PROBLEM: Copy out the data below verbatim.

****************

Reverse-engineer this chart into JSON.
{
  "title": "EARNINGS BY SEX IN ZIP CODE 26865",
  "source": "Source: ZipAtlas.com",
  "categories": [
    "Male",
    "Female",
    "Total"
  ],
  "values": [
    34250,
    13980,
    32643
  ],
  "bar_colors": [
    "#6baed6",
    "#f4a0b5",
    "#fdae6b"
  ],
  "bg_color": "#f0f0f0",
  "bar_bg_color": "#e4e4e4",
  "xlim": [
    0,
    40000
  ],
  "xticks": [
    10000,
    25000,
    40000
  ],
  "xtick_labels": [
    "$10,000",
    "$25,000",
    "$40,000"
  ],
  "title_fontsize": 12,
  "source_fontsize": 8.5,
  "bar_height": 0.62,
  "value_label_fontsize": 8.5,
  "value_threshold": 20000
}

****************

REPLY:
Reverse-engineer this chart into JSON.
{
  "title": "EARNINGS BY SEX IN ZIP CODE 26865",
  "source": "Source: ZipAtlas.com",
  "categories": [
    "Male",
    "Female",
    "Total"
  ],
  "values": [
    34250,
    13980,
    32643
  ],
  "bar_colors": [
    "#6baed6",
    "#f4a0b5",
    "#fdae6b"
  ],
  "bg_color": "#f0f0f0",
  "bar_bg_color": "#e4e4e4",
  "xlim": [
    0,
    40000
  ],
  "xticks": [
    10000,
    25000,
    40000
  ],
  "xtick_labels": [
    "$10,000",
    "$25,000",
    "$40,000"
  ],
  "title_fontsize": 12,
  "source_fontsize": 8.5,
  "bar_height": 0.62,
  "value_label_fontsize": 8.5,
  "value_threshold": 20000
}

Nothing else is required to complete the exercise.